* EXTRACT
This post is adapted from a recent rant in my e-newsletter Web 3.0 Weekly. Subscribe here to get it in your inbox every Sunday.

We urgently need to fix our commons, starting with our understanding of what one is in the first place.

As in many things, Wikipedia is by no means the final word on this question but does provide a pretty good starting point. Here is their definition of a commons, with some added emphasis of my own:

“The commons is the cultural and natural resources accessible to all members of a society, including natural materials such as air, water, and a habitable earth. These resources are held in common, not owned privately.”

The internet was also envisioned as a commons, of course. But that vision has gotten quite muddled in practice over the last few decades. We’ve seen the confusion on full display recently as Twitter and Facebook have taken tentative moves toward labeling disinformation on their platforms more clearly, especially content related to the upcoming U.S. election.

To hear various critics tell it — notably President Donald Trump, who’s been on the short end of Twitter’s fact checks in particular — this increased moderation is an egregious affront to free speech. In other words, a violation of the commons.

But it really isn’t, because the major social platforms aren’t true commons in the first place since they’re owned privately. It doesn’t matter how many users are active on these services — the characteristic that seems to cause the most confusion here — because the more pertinent criterion is ownership.

Granted, Twitter and Facebook are often called “public companies” in Wall Street speak, which also muddies the waters a bit. In that context, the term refers to their shares’ availability for trading on regulated exchanges where anyone can participate — in theory.

* RECORDS SHOWN

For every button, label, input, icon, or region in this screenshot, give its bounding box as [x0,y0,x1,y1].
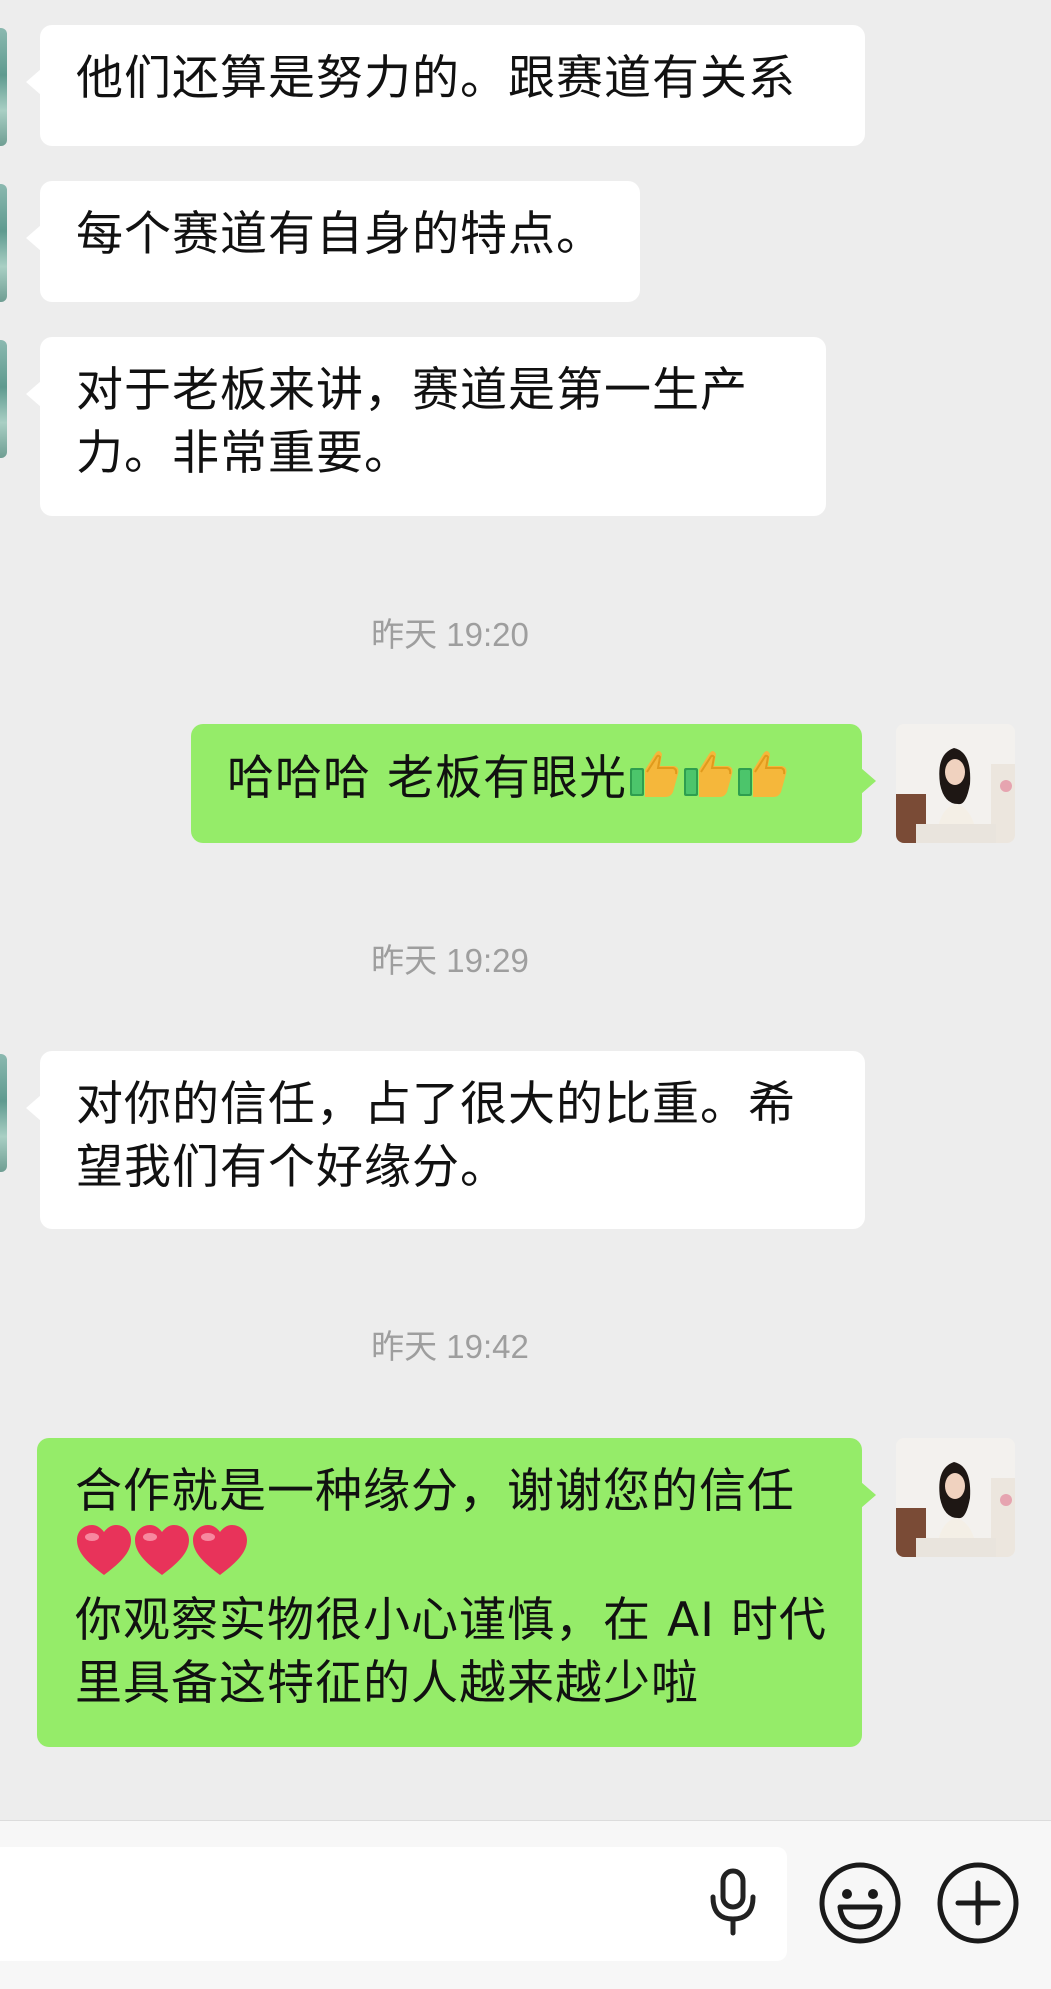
message-text: 哈哈哈 老板有眼光 [227,751,627,806]
timestamp: 昨天 19:29 [371,942,529,979]
message-text: 合作就是一种缘分，谢谢您的信任 [75,1464,795,1519]
thumbs-up-icon [737,751,787,797]
microphone-icon[interactable] [704,1867,762,1937]
message-text: 对于老板来讲，赛道是第一生产 [76,363,748,418]
incoming-message[interactable]: 对你的信任，占了很大的比重。希 望我们有个好缘分。 [26,1051,865,1229]
user-avatar-image [896,724,1015,843]
user-avatar[interactable] [896,1438,1015,1557]
message-text: 每个赛道有自身的特点。 [76,207,604,262]
message-text: 他们还算是努力的。跟赛道有关系 [76,51,796,106]
smiley-face-icon[interactable] [818,1861,902,1945]
contact-avatar[interactable] [0,1054,7,1172]
message-text: 望我们有个好缘分。 [76,1140,508,1195]
outgoing-message[interactable]: 哈哈哈 老板有眼光 [191,724,876,843]
red-heart-icon [77,1525,131,1575]
plus-circle-icon[interactable] [936,1861,1020,1945]
message-text: 力。非常重要。 [76,426,412,481]
chat-input-bar [0,1820,1051,1989]
incoming-message[interactable]: 他们还算是努力的。跟赛道有关系 [26,25,865,146]
timestamp: 昨天 19:42 [371,1328,529,1365]
incoming-message[interactable]: 每个赛道有自身的特点。 [26,181,640,302]
contact-avatar[interactable] [0,184,7,302]
outgoing-message[interactable]: 合作就是一种缘分，谢谢您的信任 你观察实物很小心谨慎，在 AI 时代 里具备这特… [37,1438,876,1747]
incoming-message[interactable]: 对于老板来讲，赛道是第一生产 力。非常重要。 [26,337,826,516]
message-text: 里具备这特征的人越来越少啦 [75,1656,699,1711]
red-heart-icon [135,1525,189,1575]
message-text: 对你的信任，占了很大的比重。希 [76,1077,796,1132]
contact-avatar[interactable] [0,340,7,458]
message-input[interactable] [0,1847,787,1961]
user-avatar[interactable] [896,724,1015,843]
red-heart-icon [193,1525,247,1575]
thumbs-up-icon [629,751,679,797]
timestamp: 昨天 19:20 [371,616,529,653]
message-hearts [75,1523,826,1589]
thumbs-up-icon [683,751,733,797]
message-text: 你观察实物很小心谨慎，在 AI 时代 [75,1593,827,1648]
user-avatar-image [896,1438,1015,1557]
contact-avatar[interactable] [0,28,7,146]
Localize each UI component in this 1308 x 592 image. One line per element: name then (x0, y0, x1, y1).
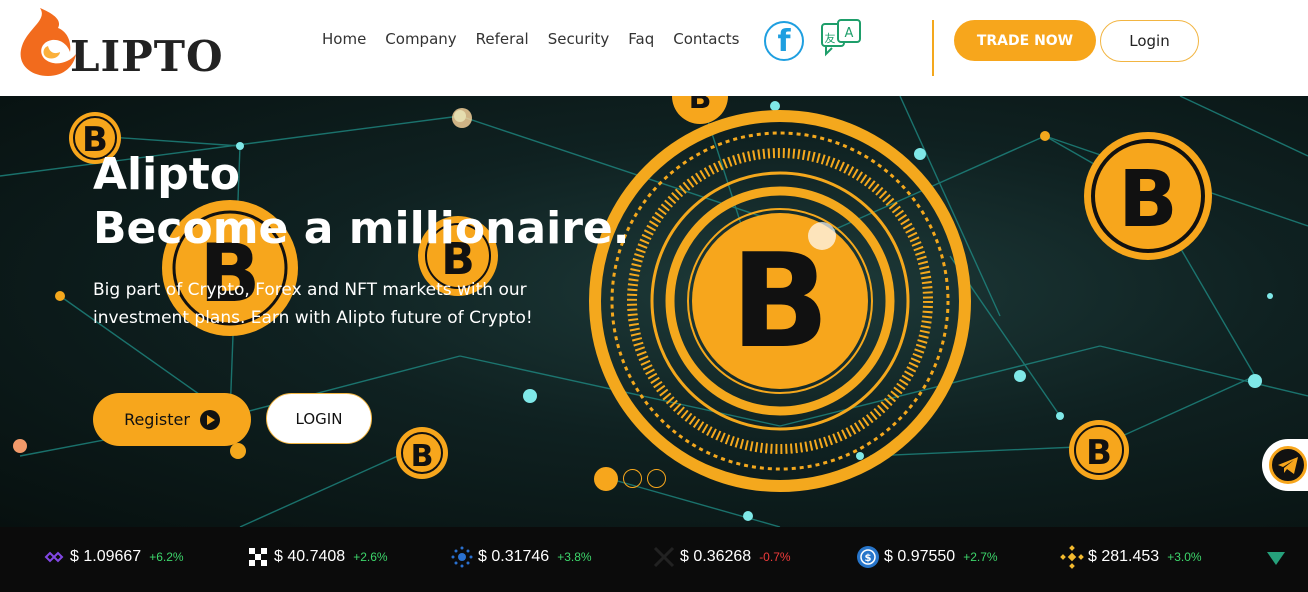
ticker-change: +3.0% (1167, 550, 1202, 564)
nav-referal[interactable]: Referal (476, 30, 529, 48)
coin-letter: B (1118, 155, 1177, 245)
hero-title: Alipto Become a millionaire. (93, 148, 629, 256)
hero-login-button[interactable]: LOGIN (266, 393, 372, 444)
telegram-button[interactable] (1262, 439, 1308, 491)
register-button[interactable]: Register (93, 393, 251, 446)
slider-dot-1[interactable] (594, 467, 618, 491)
ticker-item: $ 0.36268 -0.7% (652, 545, 791, 569)
header-divider (932, 20, 934, 76)
hero-banner: B B B B B B B B Alipto Become a milliona… (0, 96, 1308, 527)
telegram-icon (1269, 446, 1307, 484)
ticker-change: +2.6% (353, 550, 388, 564)
nav-contacts[interactable]: Contacts (673, 30, 739, 48)
ticker-item-partial (1264, 545, 1288, 569)
svg-text:$: $ (865, 553, 872, 564)
play-icon (199, 409, 220, 430)
usdc-icon: $ (857, 546, 879, 568)
okb-icon (249, 548, 267, 566)
ticker-change: +3.8% (557, 550, 592, 564)
ticker-item: $ 281.453 +3.0% (1060, 545, 1202, 569)
ticker-price: $ 40.7408 (274, 548, 346, 565)
site-header: LIPTO Home Company Referal Security Faq … (0, 0, 1308, 96)
ticker-change: -0.7% (759, 550, 791, 564)
coin-letter: B (1086, 433, 1112, 473)
logo-text: LIPTO (70, 32, 224, 81)
trade-now-button[interactable]: TRADE NOW (954, 20, 1096, 61)
language-translate-icon[interactable]: A 友 (820, 18, 864, 62)
svg-text:A: A (845, 26, 854, 41)
coin-letter: B (689, 96, 712, 116)
ticker-price: $ 1.09667 (70, 548, 142, 565)
facebook-icon[interactable]: f (764, 21, 804, 61)
main-nav: Home Company Referal Security Faq Contac… (322, 30, 739, 48)
ticker-price: $ 281.453 (1088, 548, 1160, 565)
ticker-item: $ 0.31746 +3.8% (450, 545, 592, 569)
bnb-icon (1060, 545, 1084, 569)
hero-title-line1: Alipto (93, 149, 240, 200)
ticker-price: $ 0.97550 (884, 548, 956, 565)
ticker-item: $ 1.09667 +6.2% (42, 545, 184, 569)
ticker-price: $ 0.36268 (680, 548, 752, 565)
slider-pagination (594, 467, 666, 491)
slider-dot-2[interactable] (623, 469, 642, 488)
alipto-logo[interactable]: LIPTO (18, 6, 238, 81)
ticker-item: $ 40.7408 +2.6% (246, 545, 388, 569)
ticker-item: $ $ 0.97550 +2.7% (856, 545, 998, 569)
polygon-icon (44, 551, 64, 563)
register-label: Register (124, 410, 190, 429)
svg-text:友: 友 (825, 31, 836, 45)
nav-faq[interactable]: Faq (628, 30, 654, 48)
header-login-button[interactable]: Login (1100, 20, 1199, 62)
coin-letter: B (411, 439, 434, 474)
nav-security[interactable]: Security (548, 30, 610, 48)
hero-title-line2: Become a millionaire. (93, 203, 630, 254)
nav-company[interactable]: Company (385, 30, 456, 48)
ticker-price: $ 0.31746 (478, 548, 550, 565)
price-ticker: $ 1.09667 +6.2% $ 40.7408 +2.6% $ 0.3174… (0, 527, 1308, 592)
tether-icon (1267, 552, 1285, 565)
xrp-icon (653, 546, 675, 568)
hero-subtitle: Big part of Crypto, Forex and NFT market… (93, 280, 533, 328)
ticker-change: +2.7% (963, 550, 998, 564)
slider-dot-3[interactable] (647, 469, 666, 488)
ticker-change: +6.2% (149, 550, 184, 564)
cardano-icon (451, 546, 473, 568)
nav-home[interactable]: Home (322, 30, 366, 48)
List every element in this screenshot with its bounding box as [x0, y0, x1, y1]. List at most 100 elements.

* BRIEF 1
In the essay on the internet as a commons, what criterion is said to be more pertinent than the number of active users in deciding whether a platform is a commons?
* BRIEF 2
Continue the essay on the internet as a commons from where it stops.

* EXERCISE OUTPUT 1
Ownership.

* EXERCISE OUTPUT 2
In fact, a shrinking minority of Americans actually participates in the stock market, so those listings have by no means led to ownership of the social platforms by everyone, or even a broad swath of the population. The latter is what the term “public” really means in the dictionary sense, not as stock-market jargon, so we’re right back to square one. These platforms are owned privately, not publicly, in the dictionary sense of those terms.

As a result, if Twitter CEO Jack Dorsey and/or his fellow shareholders want to fact check you in a space that they own, yes, they certainly have a right. And, no, they’re not censoring, because they’re not restricting your access to the real commons, which is the internet itself. That’s the space that everyone truly owns.

In other words, you can always start your own damn website, and there’s nothing @Jack or any other Silicon Valley executive can do about it. That’s the real digital commons.

To use a metaphor from the physical world, it’s the difference between the management of a bar having the right to kick you out for getting too rowdy versus you having the right to walk down the sidewalk outside the bar. One space isn’t really a commons; one clearly is. See the difference?

Of course, what we have often had on the internet is somewhat the opposite, the social platforms’ recent fact checks notwithstanding. More often, they’ve tended to pretend they are the sidewalk itself and abdicated almost any responsibility whatsoever for checking reprehensible behavior in the private spaces they control. Then that poison sometimes festers to the point that it spills out into the actual commons (the internet itself and sometimes even the offline world) and hurts everyone.

Simpsons bartender Moe, “violating” his patrons’ free-speech rights.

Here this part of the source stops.